== AIM OF THE TASK ==
Reproduce the full listing that appears beneath this instruction exactly.

Data items:
=======
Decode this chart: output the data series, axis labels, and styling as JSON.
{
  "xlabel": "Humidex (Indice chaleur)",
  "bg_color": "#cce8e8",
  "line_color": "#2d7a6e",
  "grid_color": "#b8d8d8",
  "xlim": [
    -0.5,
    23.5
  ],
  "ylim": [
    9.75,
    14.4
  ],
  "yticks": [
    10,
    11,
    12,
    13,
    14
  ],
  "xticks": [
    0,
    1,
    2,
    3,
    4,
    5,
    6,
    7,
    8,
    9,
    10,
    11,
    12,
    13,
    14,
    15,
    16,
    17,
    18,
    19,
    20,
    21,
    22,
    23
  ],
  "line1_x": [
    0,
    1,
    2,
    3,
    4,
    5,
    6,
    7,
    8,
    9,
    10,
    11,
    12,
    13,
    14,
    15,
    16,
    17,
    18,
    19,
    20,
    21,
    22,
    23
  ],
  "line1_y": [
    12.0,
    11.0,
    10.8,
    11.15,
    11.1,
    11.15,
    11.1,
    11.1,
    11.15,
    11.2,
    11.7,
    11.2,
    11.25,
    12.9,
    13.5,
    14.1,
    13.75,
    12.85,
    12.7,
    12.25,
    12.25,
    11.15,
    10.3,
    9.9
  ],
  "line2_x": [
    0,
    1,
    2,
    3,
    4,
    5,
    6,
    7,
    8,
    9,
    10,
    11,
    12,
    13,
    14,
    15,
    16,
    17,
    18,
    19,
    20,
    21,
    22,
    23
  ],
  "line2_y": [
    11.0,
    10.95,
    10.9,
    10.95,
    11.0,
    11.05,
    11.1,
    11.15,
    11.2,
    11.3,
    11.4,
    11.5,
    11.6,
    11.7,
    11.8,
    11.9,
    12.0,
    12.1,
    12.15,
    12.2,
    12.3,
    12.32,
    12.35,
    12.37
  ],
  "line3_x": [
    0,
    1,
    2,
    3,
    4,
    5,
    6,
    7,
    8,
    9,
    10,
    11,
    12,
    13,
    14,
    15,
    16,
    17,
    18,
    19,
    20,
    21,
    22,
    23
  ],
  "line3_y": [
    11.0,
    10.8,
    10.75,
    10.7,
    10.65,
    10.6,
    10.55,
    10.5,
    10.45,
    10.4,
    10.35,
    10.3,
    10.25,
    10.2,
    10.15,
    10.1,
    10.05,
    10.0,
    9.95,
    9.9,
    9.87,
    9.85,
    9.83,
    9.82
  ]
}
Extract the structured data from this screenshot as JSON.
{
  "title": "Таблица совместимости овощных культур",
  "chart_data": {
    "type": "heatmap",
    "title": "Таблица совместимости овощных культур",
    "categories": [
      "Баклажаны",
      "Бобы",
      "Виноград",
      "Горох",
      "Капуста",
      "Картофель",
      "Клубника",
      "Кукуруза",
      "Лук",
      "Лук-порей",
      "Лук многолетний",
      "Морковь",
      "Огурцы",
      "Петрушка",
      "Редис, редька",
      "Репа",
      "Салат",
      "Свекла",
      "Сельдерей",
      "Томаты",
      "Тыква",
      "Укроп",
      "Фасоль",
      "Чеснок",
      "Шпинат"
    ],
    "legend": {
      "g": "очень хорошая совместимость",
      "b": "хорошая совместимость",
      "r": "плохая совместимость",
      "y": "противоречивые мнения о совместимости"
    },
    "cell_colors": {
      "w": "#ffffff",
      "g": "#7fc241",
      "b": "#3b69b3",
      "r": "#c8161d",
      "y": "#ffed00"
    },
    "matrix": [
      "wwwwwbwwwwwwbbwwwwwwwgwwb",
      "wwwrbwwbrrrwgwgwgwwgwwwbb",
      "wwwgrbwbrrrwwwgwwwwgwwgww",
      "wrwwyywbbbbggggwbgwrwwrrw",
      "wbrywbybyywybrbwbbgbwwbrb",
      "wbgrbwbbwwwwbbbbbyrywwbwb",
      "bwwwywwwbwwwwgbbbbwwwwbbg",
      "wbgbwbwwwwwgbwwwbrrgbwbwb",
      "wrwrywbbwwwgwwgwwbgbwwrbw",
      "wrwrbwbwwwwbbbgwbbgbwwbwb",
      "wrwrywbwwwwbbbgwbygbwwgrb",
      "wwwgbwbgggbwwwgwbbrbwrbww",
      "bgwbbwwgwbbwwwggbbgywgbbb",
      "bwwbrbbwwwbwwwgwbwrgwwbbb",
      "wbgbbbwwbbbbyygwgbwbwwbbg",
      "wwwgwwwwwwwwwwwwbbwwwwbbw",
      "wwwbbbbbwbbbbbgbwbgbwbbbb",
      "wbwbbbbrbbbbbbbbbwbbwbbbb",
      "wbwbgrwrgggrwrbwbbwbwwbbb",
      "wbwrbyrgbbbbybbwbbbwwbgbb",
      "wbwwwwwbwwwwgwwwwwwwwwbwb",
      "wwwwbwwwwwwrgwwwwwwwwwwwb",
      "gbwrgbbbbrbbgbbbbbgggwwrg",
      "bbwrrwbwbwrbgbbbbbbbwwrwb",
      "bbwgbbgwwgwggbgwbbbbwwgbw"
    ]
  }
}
=======
== WRITTEN ANSWER ==
Decode this chart: output the data series, axis labels, and styling as JSON.
{
  "xlabel": "Humidex (Indice chaleur)",
  "bg_color": "#cce8e8",
  "line_color": "#2d7a6e",
  "grid_color": "#b8d8d8",
  "xlim": [
    -0.5,
    23.5
  ],
  "ylim": [
    9.75,
    14.4
  ],
  "yticks": [
    10,
    11,
    12,
    13,
    14
  ],
  "xticks": [
    0,
    1,
    2,
    3,
    4,
    5,
    6,
    7,
    8,
    9,
    10,
    11,
    12,
    13,
    14,
    15,
    16,
    17,
    18,
    19,
    20,
    21,
    22,
    23
  ],
  "line1_x": [
    0,
    1,
    2,
    3,
    4,
    5,
    6,
    7,
    8,
    9,
    10,
    11,
    12,
    13,
    14,
    15,
    16,
    17,
    18,
    19,
    20,
    21,
    22,
    23
  ],
  "line1_y": [
    12.0,
    11.0,
    10.8,
    11.15,
    11.1,
    11.15,
    11.1,
    11.1,
    11.15,
    11.2,
    11.7,
    11.2,
    11.25,
    12.9,
    13.5,
    14.1,
    13.75,
    12.85,
    12.7,
    12.25,
    12.25,
    11.15,
    10.3,
    9.9
  ],
  "line2_x": [
    0,
    1,
    2,
    3,
    4,
    5,
    6,
    7,
    8,
    9,
    10,
    11,
    12,
    13,
    14,
    15,
    16,
    17,
    18,
    19,
    20,
    21,
    22,
    23
  ],
  "line2_y": [
    11.0,
    10.95,
    10.9,
    10.95,
    11.0,
    11.05,
    11.1,
    11.15,
    11.2,
    11.3,
    11.4,
    11.5,
    11.6,
    11.7,
    11.8,
    11.9,
    12.0,
    12.1,
    12.15,
    12.2,
    12.3,
    12.32,
    12.35,
    12.37
  ],
  "line3_x": [
    0,
    1,
    2,
    3,
    4,
    5,
    6,
    7,
    8,
    9,
    10,
    11,
    12,
    13,
    14,
    15,
    16,
    17,
    18,
    19,
    20,
    21,
    22,
    23
  ],
  "line3_y": [
    11.0,
    10.8,
    10.75,
    10.7,
    10.65,
    10.6,
    10.55,
    10.5,
    10.45,
    10.4,
    10.35,
    10.3,
    10.25,
    10.2,
    10.15,
    10.1,
    10.05,
    10.0,
    9.95,
    9.9,
    9.87,
    9.85,
    9.83,
    9.82
  ]
}
Extract the structured data from this screenshot as JSON.
{
  "title": "Таблица совместимости овощных культур",
  "chart_data": {
    "type": "heatmap",
    "title": "Таблица совместимости овощных культур",
    "categories": [
      "Баклажаны",
      "Бобы",
      "Виноград",
      "Горох",
      "Капуста",
      "Картофель",
      "Клубника",
      "Кукуруза",
      "Лук",
      "Лук-порей",
      "Лук многолетний",
      "Морковь",
      "Огурцы",
      "Петрушка",
      "Редис, редька",
      "Репа",
      "Салат",
      "Свекла",
      "Сельдерей",
      "Томаты",
      "Тыква",
      "Укроп",
      "Фасоль",
      "Чеснок",
      "Шпинат"
    ],
    "legend": {
      "g": "очень хорошая совместимость",
      "b": "хорошая совместимость",
      "r": "плохая совместимость",
      "y": "противоречивые мнения о совместимости"
    },
    "cell_colors": {
      "w": "#ffffff",
      "g": "#7fc241",
      "b": "#3b69b3",
      "r": "#c8161d",
      "y": "#ffed00"
    },
    "matrix": [
      "wwwwwbwwwwwwbbwwwwwwwgwwb",
      "wwwrbwwbrrrwgwgwgwwgwwwbb",
      "wwwgrbwbrrrwwwgwwwwgwwgww",
      "wrwwyywbbbbggggwbgwrwwrrw",
      "wbrywbybyywybrbwbbgbwwbrb",
      "wbgrbwbbwwwwbbbbbyrywwbwb",
      "bwwwywwwbwwwwgbbbbwwwwbbg",
      "wbgbwbwwwwwgbwwwbrrgbwbwb",
      "wrwrywbbwwwgwwgwwbgbwwrbw",
      "wrwrbwbwwwwbbbgwbbgbwwbwb",
      "wrwrywbwwwwbbbgwbygbwwgrb",
      "wwwgbwbgggbwwwgwbbrbwrbww",
      "bgwbbwwgwbbwwwggbbgywgbbb",
      "bwwbrbbwwwbwwwgwbwrgwwbbb",
      "wbgbbbwwbbbbyygwgbwbwwbbg",
      "wwwgwwwwwwwwwwwwbbwwwwbbw",
      "wwwbbbbbwbbbbbgbwbgbwbbbb",
      "wbwbbbbrbbbbbbbbbwbbwbbbb",
      "wbwbgrwrgggrwrbwbbwbwwbbb",
      "wbwrbyrgbbbbybbwbbbwwbgbb",
      "wbwwwwwbwwwwgwwwwwwwwwbwb",
      "wwwwbwwwwwwrgwwwwwwwwwwwb",
      "gbwrgbbbbrbbgbbbbbgggwwrg",
      "bbwrrwbwbwrbgbbbbbbbwwrwb",
      "bbwgbbgwwgwggbgwbbbbwwgbw"
    ]
  }
}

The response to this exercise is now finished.